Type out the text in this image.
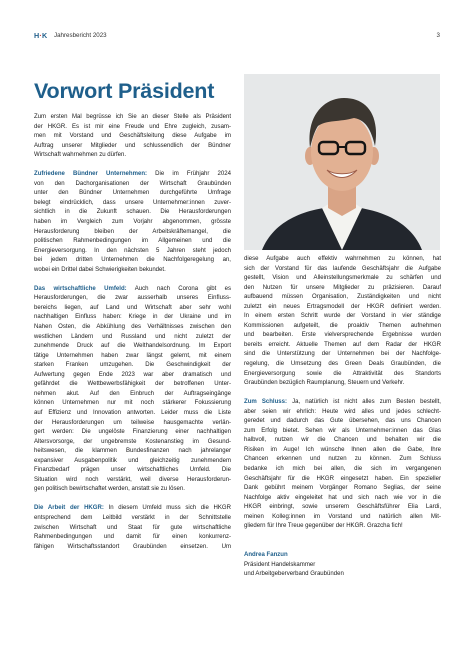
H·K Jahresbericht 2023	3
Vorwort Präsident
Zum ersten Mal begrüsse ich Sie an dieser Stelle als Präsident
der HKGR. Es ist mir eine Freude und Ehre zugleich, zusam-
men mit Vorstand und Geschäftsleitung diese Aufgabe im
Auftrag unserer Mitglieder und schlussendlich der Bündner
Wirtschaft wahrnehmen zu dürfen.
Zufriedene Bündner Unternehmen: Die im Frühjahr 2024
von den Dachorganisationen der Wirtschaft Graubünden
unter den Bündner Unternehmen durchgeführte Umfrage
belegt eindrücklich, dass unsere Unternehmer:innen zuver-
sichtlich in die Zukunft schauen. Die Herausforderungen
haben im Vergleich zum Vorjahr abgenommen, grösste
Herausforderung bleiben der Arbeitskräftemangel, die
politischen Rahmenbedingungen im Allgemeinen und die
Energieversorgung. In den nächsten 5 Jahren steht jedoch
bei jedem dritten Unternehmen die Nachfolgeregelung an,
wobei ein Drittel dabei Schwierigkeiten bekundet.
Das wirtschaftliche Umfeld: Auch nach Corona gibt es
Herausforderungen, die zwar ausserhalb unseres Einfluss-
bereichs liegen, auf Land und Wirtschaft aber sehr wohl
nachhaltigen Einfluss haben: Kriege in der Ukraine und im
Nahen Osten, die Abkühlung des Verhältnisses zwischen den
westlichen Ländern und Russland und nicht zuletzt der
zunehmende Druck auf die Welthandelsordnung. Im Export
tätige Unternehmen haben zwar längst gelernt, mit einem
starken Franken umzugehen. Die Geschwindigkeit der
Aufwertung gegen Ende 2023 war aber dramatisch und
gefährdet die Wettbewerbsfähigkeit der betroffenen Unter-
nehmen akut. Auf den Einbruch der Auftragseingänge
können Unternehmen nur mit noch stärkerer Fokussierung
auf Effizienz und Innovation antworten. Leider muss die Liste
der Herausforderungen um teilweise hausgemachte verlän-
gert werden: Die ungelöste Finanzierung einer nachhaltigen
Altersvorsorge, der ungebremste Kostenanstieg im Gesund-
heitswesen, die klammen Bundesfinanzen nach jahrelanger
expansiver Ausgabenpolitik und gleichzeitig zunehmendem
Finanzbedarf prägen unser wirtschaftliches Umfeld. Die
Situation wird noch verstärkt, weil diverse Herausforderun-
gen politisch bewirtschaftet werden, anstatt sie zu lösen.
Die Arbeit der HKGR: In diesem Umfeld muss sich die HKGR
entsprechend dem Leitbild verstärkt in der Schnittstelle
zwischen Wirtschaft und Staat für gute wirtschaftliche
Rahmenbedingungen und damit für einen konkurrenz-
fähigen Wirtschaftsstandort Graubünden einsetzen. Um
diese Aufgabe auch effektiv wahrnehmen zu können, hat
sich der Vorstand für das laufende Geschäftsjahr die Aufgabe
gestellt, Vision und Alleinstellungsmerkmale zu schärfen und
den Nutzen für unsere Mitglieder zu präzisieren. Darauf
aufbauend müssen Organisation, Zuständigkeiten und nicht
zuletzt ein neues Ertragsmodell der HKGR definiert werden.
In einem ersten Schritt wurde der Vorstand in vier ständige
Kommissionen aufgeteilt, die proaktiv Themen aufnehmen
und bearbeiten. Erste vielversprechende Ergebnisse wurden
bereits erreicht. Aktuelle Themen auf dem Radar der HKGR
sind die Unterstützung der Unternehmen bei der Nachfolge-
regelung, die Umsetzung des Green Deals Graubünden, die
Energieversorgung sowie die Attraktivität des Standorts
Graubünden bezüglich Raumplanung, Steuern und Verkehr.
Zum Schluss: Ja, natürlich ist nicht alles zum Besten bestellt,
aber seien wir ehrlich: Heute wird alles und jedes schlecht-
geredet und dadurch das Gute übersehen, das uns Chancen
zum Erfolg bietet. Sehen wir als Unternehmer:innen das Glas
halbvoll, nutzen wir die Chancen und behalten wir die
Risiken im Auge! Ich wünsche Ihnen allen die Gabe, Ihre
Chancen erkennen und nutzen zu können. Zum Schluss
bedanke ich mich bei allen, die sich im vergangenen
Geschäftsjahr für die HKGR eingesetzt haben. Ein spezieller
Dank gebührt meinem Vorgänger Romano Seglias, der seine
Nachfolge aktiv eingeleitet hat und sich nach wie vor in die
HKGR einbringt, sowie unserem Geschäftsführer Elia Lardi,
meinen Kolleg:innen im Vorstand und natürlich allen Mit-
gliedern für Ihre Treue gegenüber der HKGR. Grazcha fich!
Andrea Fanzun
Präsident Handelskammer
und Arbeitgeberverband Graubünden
────────────────────────────────────────
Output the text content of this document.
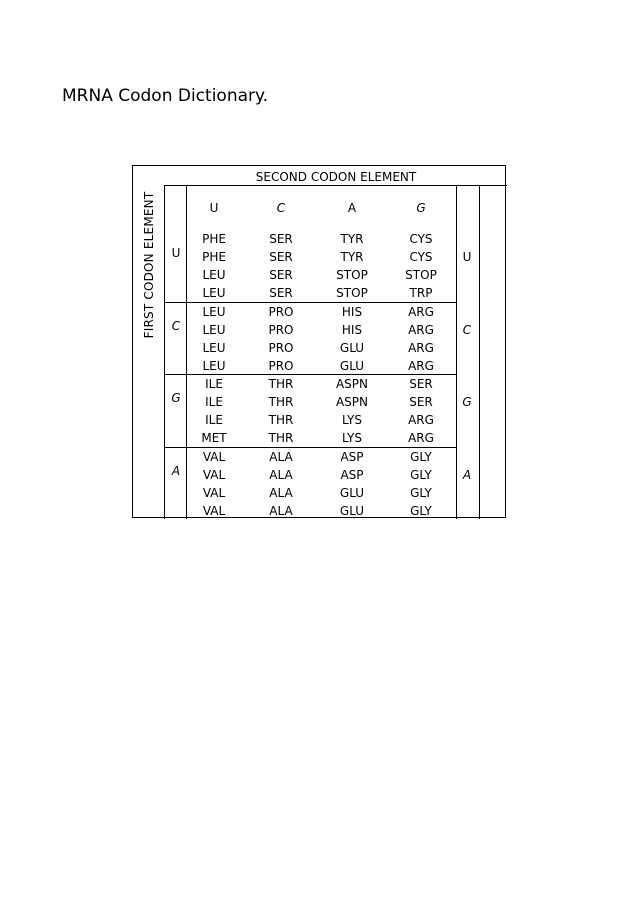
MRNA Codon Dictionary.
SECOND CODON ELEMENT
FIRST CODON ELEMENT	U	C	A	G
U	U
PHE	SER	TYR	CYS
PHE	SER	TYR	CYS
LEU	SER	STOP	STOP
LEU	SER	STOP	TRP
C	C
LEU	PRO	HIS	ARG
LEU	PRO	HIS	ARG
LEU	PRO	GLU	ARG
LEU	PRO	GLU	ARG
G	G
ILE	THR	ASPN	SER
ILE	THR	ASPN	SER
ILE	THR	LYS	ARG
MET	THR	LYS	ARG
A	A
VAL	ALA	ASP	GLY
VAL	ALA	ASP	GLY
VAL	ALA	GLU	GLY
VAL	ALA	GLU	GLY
────────────────────────────────────────
TASK OBJECTIVE:
Say how many lines in the data hold the string "natürlich", and say nothing else.

OUTPUT BELOW:
2